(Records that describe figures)
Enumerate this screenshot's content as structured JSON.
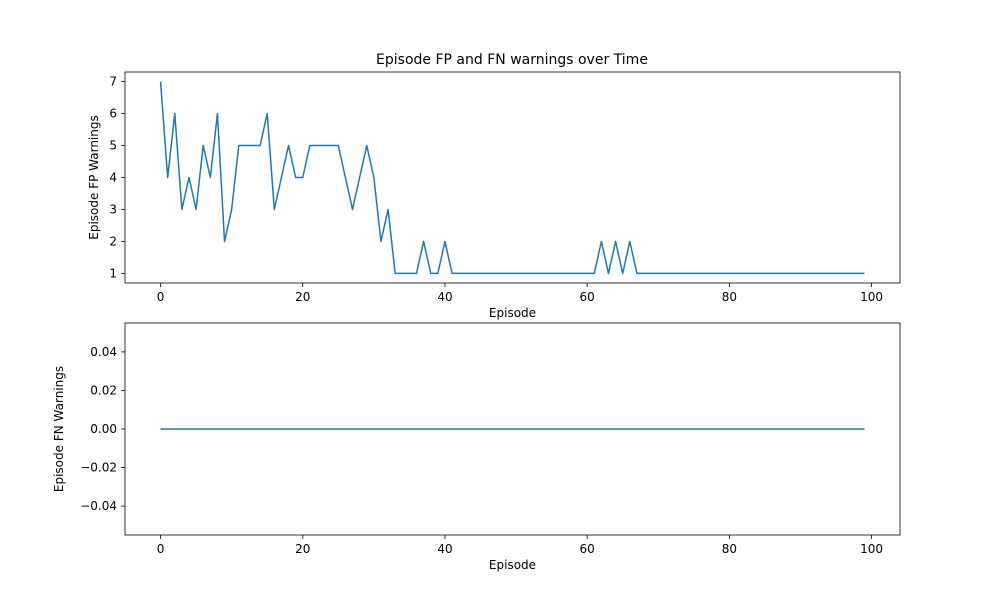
{
  "figure_title": "Episode FP and FN warnings over Time",
  "colors": {
    "line": "#1f77b4",
    "axes": "#000000",
    "background": "#ffffff"
  },
  "chart_data": [
    {
      "type": "line",
      "title": "Episode FP and FN warnings over Time",
      "xlabel": "Episode",
      "ylabel": "Episode FP Warnings",
      "xlim": [
        -5,
        104
      ],
      "ylim": [
        0.7,
        7.3
      ],
      "xticks": [
        0,
        20,
        40,
        60,
        80,
        100
      ],
      "xtick_labels": [
        "0",
        "20",
        "40",
        "60",
        "80",
        "100"
      ],
      "yticks": [
        1,
        2,
        3,
        4,
        5,
        6,
        7
      ],
      "ytick_labels": [
        "1",
        "2",
        "3",
        "4",
        "5",
        "6",
        "7"
      ],
      "grid": false,
      "series": [
        {
          "x_start": 0,
          "values": [
            7,
            4,
            6,
            3,
            4,
            3,
            5,
            4,
            6,
            2,
            3,
            5,
            5,
            5,
            5,
            6,
            3,
            4,
            5,
            4,
            4,
            5,
            5,
            5,
            5,
            5,
            4,
            3,
            4,
            5,
            4,
            2,
            3,
            1,
            1,
            1,
            1,
            2,
            1,
            1,
            2,
            1,
            1,
            1,
            1,
            1,
            1,
            1,
            1,
            1,
            1,
            1,
            1,
            1,
            1,
            1,
            1,
            1,
            1,
            1,
            1,
            1,
            2,
            1,
            2,
            1,
            2,
            1,
            1,
            1,
            1,
            1,
            1,
            1,
            1,
            1,
            1,
            1,
            1,
            1,
            1,
            1,
            1,
            1,
            1,
            1,
            1,
            1,
            1,
            1,
            1,
            1,
            1,
            1,
            1,
            1,
            1,
            1,
            1,
            1
          ]
        }
      ]
    },
    {
      "type": "line",
      "title": "",
      "xlabel": "Episode",
      "ylabel": "Episode FN Warnings",
      "xlim": [
        -5,
        104
      ],
      "ylim": [
        -0.055,
        0.055
      ],
      "xticks": [
        0,
        20,
        40,
        60,
        80,
        100
      ],
      "xtick_labels": [
        "0",
        "20",
        "40",
        "60",
        "80",
        "100"
      ],
      "yticks": [
        0.04,
        0.02,
        0.0,
        -0.02,
        -0.04
      ],
      "ytick_labels": [
        "0.04",
        "0.02",
        "0.00",
        "−0.02",
        "−0.04"
      ],
      "grid": false,
      "series": [
        {
          "x_start": 0,
          "values": [
            0,
            0,
            0,
            0,
            0,
            0,
            0,
            0,
            0,
            0,
            0,
            0,
            0,
            0,
            0,
            0,
            0,
            0,
            0,
            0,
            0,
            0,
            0,
            0,
            0,
            0,
            0,
            0,
            0,
            0,
            0,
            0,
            0,
            0,
            0,
            0,
            0,
            0,
            0,
            0,
            0,
            0,
            0,
            0,
            0,
            0,
            0,
            0,
            0,
            0,
            0,
            0,
            0,
            0,
            0,
            0,
            0,
            0,
            0,
            0,
            0,
            0,
            0,
            0,
            0,
            0,
            0,
            0,
            0,
            0,
            0,
            0,
            0,
            0,
            0,
            0,
            0,
            0,
            0,
            0,
            0,
            0,
            0,
            0,
            0,
            0,
            0,
            0,
            0,
            0,
            0,
            0,
            0,
            0,
            0,
            0,
            0,
            0,
            0,
            0
          ]
        }
      ]
    }
  ]
}
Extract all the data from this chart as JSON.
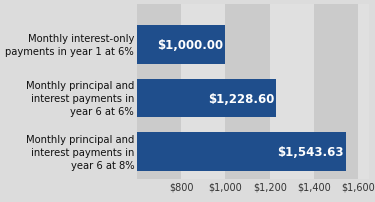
{
  "categories": [
    "Monthly interest-only\npayments in year 1 at 6%",
    "Monthly principal and\ninterest payments in\nyear 6 at 6%",
    "Monthly principal and\ninterest payments in\nyear 6 at 8%"
  ],
  "values": [
    1000.0,
    1228.6,
    1543.63
  ],
  "labels": [
    "$1,000.00",
    "$1,228.60",
    "$1,543.63"
  ],
  "bar_color": "#1F4E8C",
  "background_color": "#DCDCDC",
  "stripe_dark": "#CBCBCB",
  "stripe_light": "#E0E0E0",
  "text_color": "#FFFFFF",
  "label_color": "#111111",
  "xlim_min": 600,
  "xlim_max": 1650,
  "xticks": [
    800,
    1000,
    1200,
    1400,
    1600
  ],
  "xticklabels": [
    "$800",
    "$1,000",
    "$1,200",
    "$1,400",
    "$1,600"
  ],
  "bar_height": 0.72,
  "label_fontsize": 7.2,
  "value_fontsize": 8.5,
  "tick_fontsize": 7.0
}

▶ _WHAT THE TASK REQUIRES_: Return only those lines of the records that contain the string "ninterest".

▶ _WRITTEN RESPONSE_:
    "Monthly principal and\ninterest payments in\nyear 6 at 6%",
    "Monthly principal and\ninterest payments in\nyear 6 at 8%"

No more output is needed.